SHORT EXERCISE —
Return each line containing the string "text".
— start SUPPLIED MATERIAL —
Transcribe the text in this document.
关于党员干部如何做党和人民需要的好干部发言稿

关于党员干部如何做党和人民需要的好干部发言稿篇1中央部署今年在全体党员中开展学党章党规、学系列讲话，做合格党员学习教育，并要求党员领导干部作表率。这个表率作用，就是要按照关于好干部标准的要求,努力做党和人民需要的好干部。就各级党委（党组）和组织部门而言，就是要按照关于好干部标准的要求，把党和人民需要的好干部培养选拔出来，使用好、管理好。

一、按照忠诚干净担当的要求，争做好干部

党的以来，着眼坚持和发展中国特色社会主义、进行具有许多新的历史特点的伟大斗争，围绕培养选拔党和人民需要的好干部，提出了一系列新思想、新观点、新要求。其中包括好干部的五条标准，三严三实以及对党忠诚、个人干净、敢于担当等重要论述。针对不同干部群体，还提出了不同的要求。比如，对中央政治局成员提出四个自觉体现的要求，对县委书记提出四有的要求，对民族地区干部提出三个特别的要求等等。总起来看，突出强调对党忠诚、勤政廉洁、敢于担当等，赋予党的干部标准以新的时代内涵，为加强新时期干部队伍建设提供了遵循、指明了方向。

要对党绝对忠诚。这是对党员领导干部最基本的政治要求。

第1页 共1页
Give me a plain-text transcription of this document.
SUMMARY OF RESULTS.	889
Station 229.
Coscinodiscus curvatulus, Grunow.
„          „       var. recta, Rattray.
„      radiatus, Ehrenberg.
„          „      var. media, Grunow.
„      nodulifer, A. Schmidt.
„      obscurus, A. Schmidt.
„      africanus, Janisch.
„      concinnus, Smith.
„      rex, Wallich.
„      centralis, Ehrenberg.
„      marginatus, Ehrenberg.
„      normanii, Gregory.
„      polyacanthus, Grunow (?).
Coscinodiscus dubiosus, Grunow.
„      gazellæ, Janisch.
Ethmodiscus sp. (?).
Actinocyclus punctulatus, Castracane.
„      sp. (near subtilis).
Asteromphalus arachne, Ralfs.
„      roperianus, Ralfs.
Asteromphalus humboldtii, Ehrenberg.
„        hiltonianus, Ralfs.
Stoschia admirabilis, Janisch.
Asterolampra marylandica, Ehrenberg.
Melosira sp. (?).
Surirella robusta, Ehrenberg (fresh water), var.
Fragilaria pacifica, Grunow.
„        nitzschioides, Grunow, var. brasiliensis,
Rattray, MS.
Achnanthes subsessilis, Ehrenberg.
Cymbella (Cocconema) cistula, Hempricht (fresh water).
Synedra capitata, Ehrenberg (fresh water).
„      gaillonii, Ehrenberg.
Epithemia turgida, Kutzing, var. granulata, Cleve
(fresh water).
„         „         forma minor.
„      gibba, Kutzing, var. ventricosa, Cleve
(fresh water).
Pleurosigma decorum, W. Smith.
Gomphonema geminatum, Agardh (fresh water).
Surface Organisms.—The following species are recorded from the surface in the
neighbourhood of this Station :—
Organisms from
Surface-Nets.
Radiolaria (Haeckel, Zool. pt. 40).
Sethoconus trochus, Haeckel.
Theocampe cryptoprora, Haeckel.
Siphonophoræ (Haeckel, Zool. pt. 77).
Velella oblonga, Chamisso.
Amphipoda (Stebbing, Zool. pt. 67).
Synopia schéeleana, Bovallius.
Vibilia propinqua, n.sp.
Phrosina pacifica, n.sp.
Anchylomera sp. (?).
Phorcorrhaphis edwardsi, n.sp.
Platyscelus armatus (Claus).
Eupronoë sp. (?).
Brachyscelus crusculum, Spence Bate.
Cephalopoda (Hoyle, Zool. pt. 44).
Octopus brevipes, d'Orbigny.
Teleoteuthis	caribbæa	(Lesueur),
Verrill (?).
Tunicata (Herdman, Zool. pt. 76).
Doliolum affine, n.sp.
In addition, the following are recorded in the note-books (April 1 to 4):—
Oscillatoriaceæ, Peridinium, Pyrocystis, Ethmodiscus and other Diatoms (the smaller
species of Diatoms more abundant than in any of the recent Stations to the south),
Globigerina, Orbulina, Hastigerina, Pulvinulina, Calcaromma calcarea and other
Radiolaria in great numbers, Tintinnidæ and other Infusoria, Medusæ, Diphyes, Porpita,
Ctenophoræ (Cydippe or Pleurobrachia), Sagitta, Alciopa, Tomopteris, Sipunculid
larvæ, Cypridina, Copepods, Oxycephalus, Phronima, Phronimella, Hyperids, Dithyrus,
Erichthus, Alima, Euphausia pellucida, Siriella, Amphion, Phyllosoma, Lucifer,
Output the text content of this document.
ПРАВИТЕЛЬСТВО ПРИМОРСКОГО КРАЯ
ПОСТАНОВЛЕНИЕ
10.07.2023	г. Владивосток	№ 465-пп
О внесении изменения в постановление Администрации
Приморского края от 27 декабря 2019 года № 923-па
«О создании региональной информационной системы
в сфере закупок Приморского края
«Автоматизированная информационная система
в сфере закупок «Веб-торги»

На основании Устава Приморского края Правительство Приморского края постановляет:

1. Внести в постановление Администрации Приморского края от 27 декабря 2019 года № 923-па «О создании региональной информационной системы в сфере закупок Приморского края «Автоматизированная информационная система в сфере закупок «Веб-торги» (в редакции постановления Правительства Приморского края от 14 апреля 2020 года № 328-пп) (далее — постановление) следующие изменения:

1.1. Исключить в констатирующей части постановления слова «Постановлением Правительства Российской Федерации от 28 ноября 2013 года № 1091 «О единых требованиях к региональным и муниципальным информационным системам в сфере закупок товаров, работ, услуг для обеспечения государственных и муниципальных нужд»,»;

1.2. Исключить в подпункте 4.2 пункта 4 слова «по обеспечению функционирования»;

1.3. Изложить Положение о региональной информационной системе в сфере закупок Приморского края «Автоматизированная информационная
— end SUPPLIED MATERIAL —
REPLY —
Transcribe the text in this document.
Give me a plain-text transcription of this document.
Output the text content of this document.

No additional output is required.